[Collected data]
═══
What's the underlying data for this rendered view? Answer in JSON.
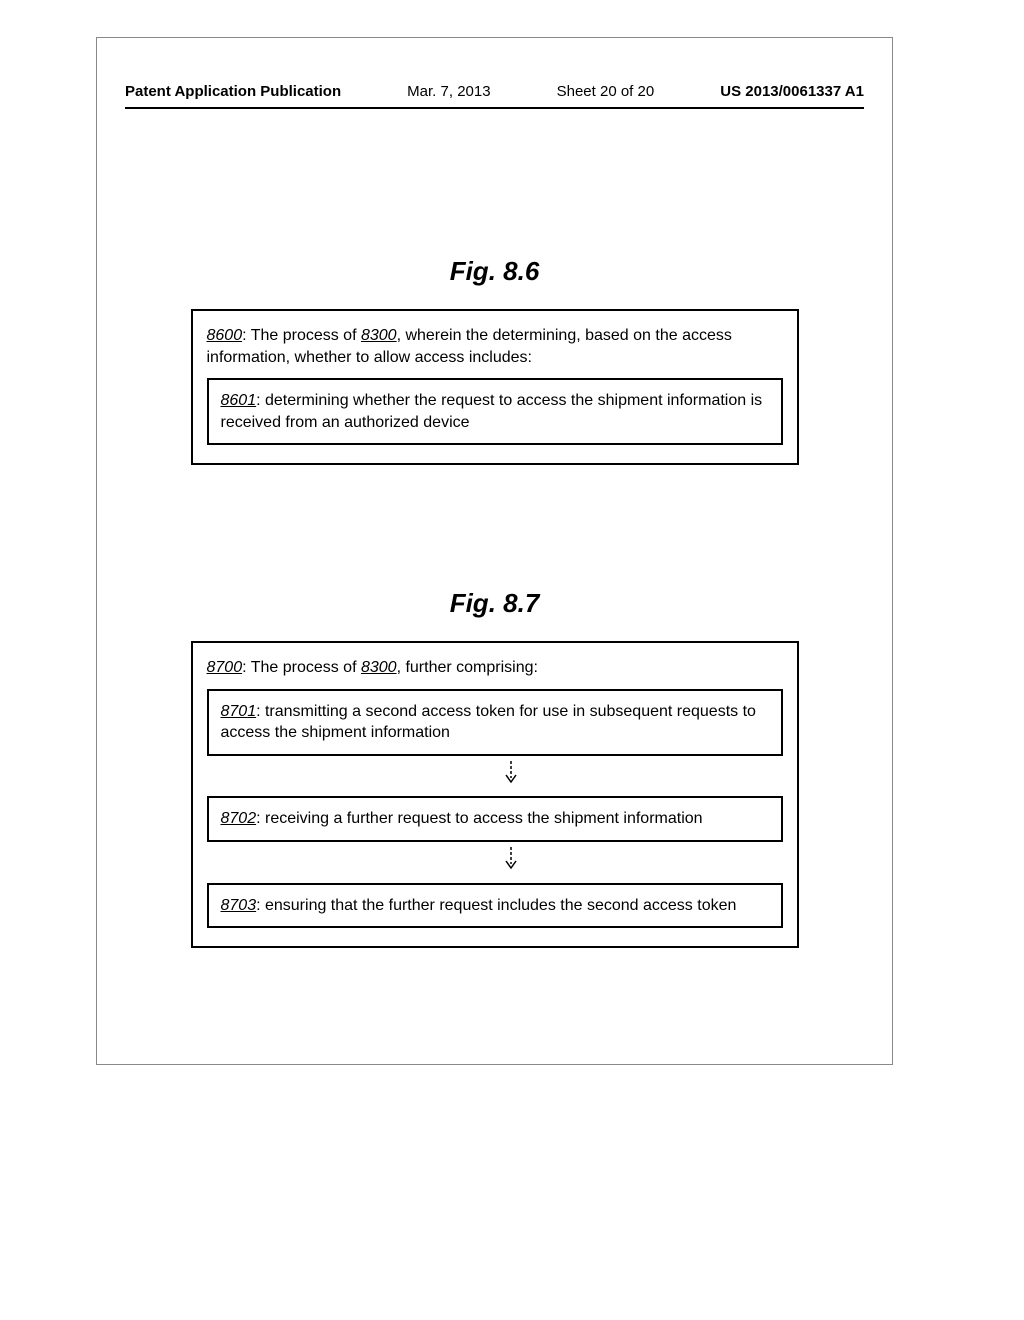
{
  "header": {
    "pub_label": "Patent Application Publication",
    "date": "Mar. 7, 2013",
    "sheet": "Sheet 20 of 20",
    "pub_num": "US 2013/0061337 A1"
  },
  "fig86": {
    "title": "Fig. 8.6",
    "outer_ref": "8600",
    "outer_mid": ": The process of ",
    "outer_ref2": "8300",
    "outer_tail": ", wherein the determining, based on the access information, whether to allow access includes:",
    "inner_ref": "8601",
    "inner_text": ": determining whether the request to access the shipment information is received from an authorized device"
  },
  "fig87": {
    "title": "Fig. 8.7",
    "outer_ref": "8700",
    "outer_mid": ": The process of ",
    "outer_ref2": "8300",
    "outer_tail": ", further comprising:",
    "step1_ref": "8701",
    "step1_text": ": transmitting a second access token for use in subsequent requests to access the shipment information",
    "step2_ref": "8702",
    "step2_text": ": receiving a further request to access the shipment information",
    "step3_ref": "8703",
    "step3_text": ": ensuring that the further request includes the second access token"
  }
}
═══
- Task prompt: Count the lines of the material that include the word "token", then report only the total.

- Final result: 2